Raw records:
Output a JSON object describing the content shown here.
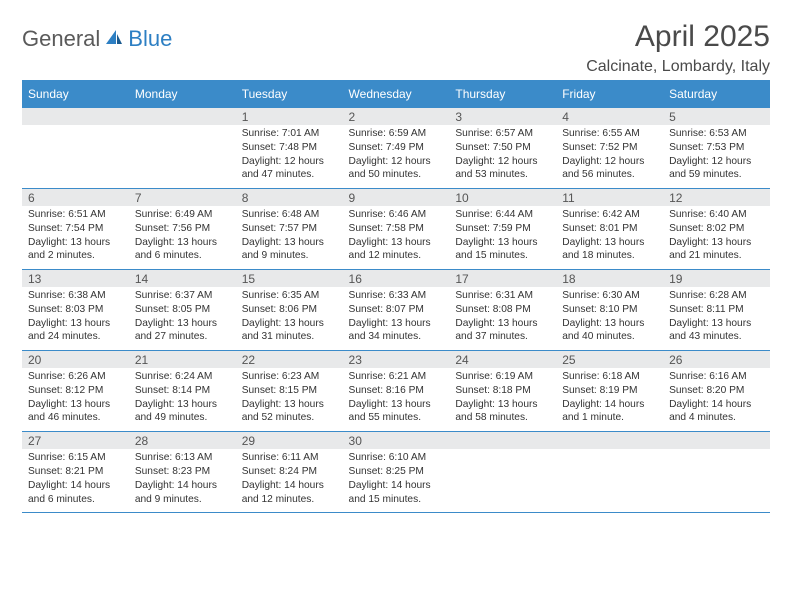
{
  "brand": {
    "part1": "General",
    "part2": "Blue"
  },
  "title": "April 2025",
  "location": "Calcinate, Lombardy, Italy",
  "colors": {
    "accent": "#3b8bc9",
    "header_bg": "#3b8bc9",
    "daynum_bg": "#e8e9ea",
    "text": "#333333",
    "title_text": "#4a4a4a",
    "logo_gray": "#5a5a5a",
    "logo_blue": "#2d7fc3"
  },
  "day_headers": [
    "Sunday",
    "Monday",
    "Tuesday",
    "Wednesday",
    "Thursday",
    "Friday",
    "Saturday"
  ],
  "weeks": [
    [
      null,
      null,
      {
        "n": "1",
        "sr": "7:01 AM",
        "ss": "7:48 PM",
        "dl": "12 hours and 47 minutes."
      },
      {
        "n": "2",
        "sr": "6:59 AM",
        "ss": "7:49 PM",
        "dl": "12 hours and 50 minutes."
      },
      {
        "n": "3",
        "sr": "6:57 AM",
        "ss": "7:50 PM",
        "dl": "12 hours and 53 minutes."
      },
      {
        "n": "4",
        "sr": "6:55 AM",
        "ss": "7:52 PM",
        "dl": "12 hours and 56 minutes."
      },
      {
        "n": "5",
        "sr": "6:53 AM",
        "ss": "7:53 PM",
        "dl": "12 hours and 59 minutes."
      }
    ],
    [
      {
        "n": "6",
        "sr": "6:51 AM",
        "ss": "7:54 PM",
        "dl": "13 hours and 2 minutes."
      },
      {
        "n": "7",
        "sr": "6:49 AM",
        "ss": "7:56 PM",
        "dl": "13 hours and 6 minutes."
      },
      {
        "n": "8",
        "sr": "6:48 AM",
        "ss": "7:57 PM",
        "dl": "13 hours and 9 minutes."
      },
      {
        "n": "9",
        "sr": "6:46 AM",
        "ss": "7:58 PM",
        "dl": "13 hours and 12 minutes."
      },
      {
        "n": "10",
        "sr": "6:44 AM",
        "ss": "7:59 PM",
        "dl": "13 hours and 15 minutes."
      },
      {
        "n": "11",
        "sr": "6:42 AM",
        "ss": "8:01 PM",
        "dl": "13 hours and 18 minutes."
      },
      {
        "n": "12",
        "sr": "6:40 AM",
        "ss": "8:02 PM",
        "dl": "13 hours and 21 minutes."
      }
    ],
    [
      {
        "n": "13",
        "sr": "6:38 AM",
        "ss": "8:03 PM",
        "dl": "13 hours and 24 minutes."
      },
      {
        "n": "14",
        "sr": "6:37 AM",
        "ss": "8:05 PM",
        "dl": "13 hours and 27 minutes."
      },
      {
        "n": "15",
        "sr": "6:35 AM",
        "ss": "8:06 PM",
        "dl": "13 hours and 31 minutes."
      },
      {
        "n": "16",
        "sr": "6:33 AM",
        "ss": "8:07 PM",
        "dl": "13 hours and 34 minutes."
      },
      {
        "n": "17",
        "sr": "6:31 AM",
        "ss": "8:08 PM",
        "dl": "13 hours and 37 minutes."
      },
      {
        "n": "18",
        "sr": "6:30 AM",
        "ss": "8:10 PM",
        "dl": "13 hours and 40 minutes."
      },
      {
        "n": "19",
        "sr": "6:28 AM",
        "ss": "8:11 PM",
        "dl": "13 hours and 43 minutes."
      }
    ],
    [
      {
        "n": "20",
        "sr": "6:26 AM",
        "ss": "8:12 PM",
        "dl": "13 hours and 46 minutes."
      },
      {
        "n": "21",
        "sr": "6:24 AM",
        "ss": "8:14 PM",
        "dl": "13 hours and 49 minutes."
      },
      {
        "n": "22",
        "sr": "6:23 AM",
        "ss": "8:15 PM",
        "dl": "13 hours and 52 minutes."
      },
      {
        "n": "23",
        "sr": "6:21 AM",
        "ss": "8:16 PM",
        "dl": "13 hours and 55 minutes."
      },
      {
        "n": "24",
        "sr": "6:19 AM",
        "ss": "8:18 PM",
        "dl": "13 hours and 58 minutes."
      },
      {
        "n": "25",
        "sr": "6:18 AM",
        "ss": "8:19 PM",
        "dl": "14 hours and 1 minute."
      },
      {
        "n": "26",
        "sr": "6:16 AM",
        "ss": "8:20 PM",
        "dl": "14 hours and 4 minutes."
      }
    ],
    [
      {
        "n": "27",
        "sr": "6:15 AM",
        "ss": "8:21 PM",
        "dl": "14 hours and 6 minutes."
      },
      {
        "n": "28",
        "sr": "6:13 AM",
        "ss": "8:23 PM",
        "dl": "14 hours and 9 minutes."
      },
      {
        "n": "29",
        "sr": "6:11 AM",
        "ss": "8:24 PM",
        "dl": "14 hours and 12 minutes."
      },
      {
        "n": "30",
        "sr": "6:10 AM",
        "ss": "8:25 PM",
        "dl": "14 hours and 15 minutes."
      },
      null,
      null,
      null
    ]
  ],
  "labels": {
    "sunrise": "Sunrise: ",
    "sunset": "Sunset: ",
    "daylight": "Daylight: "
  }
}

...

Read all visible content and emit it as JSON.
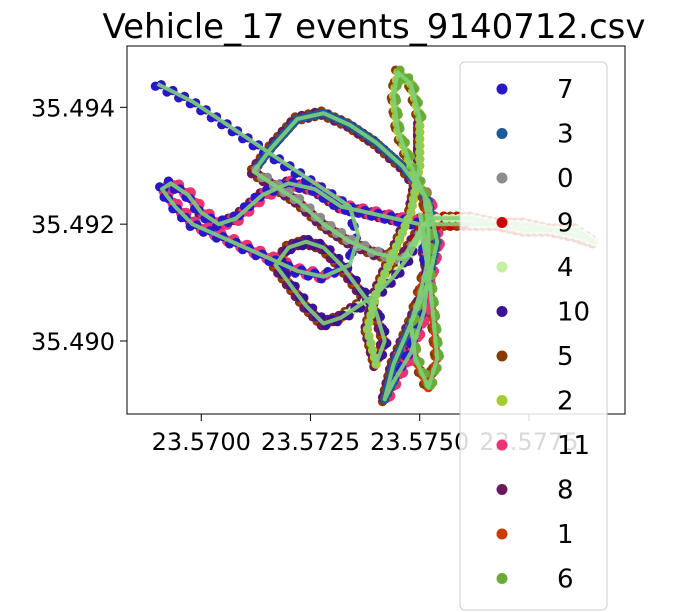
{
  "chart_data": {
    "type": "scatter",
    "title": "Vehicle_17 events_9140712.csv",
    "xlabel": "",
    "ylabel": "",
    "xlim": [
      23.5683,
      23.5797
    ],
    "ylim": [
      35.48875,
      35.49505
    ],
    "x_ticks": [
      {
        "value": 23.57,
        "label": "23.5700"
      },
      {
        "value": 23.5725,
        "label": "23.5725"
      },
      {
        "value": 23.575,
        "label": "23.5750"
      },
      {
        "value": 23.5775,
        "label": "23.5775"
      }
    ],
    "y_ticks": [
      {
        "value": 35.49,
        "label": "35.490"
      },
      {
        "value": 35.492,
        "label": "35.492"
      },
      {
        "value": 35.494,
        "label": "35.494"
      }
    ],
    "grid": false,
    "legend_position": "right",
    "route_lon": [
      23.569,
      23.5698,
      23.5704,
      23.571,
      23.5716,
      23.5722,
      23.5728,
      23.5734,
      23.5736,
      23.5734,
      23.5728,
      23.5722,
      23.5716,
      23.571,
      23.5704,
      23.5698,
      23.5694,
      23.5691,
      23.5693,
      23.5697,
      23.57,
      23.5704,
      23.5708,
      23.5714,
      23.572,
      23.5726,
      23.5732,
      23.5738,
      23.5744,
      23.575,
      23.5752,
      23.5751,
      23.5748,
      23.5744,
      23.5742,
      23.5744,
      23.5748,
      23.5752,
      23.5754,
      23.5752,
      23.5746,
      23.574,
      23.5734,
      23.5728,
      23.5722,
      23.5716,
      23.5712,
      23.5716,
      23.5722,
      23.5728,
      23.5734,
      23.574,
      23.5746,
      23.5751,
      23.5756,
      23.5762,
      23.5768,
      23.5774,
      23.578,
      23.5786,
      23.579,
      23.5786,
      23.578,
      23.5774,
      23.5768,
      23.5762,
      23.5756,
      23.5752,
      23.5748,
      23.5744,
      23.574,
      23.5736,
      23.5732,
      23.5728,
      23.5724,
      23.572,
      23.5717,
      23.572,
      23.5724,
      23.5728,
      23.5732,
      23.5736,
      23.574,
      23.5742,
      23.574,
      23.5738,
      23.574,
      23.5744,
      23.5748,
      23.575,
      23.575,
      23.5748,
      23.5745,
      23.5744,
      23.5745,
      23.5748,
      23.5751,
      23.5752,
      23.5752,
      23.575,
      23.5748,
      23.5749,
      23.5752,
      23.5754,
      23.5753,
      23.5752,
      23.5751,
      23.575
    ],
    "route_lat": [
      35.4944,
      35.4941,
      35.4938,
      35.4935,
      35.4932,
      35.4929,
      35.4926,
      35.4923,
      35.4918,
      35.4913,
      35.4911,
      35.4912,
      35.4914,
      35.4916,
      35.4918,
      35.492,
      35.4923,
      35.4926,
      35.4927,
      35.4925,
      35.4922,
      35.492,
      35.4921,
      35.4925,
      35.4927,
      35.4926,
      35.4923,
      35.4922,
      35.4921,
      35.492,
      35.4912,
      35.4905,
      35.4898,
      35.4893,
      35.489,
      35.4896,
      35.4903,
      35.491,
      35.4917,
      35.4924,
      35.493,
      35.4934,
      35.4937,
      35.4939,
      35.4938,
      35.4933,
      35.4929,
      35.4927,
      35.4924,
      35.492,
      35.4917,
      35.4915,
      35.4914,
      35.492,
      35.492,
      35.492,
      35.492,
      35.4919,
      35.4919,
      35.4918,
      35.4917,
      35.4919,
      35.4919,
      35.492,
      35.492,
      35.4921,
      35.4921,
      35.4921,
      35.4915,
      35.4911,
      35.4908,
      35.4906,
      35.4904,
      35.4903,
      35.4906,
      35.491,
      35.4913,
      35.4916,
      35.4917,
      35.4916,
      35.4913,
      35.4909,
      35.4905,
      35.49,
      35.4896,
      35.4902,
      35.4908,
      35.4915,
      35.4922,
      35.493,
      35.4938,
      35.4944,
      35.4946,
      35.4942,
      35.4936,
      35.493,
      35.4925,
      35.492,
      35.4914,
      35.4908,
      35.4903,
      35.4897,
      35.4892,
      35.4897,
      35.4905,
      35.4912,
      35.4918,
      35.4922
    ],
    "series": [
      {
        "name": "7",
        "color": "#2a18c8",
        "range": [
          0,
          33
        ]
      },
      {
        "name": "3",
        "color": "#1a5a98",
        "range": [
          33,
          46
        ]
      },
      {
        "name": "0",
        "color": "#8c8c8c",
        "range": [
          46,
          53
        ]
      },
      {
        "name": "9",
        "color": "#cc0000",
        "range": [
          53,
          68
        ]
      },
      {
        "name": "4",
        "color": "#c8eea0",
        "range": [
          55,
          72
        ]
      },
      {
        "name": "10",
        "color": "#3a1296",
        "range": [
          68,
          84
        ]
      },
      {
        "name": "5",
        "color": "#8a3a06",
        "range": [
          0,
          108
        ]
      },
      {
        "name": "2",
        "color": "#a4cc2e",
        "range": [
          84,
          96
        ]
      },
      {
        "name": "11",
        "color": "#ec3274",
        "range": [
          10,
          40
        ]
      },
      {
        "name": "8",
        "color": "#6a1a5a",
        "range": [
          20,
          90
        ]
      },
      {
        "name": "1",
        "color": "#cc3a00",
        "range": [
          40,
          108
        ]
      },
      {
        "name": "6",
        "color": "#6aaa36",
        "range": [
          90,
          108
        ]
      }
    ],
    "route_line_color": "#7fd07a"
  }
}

### Task to carry out
Where a line of the records above holds the word "JSON", copy that line.

### Right answer
Output a JSON object describing the content shown here.
Read all visible content and emit it as JSON.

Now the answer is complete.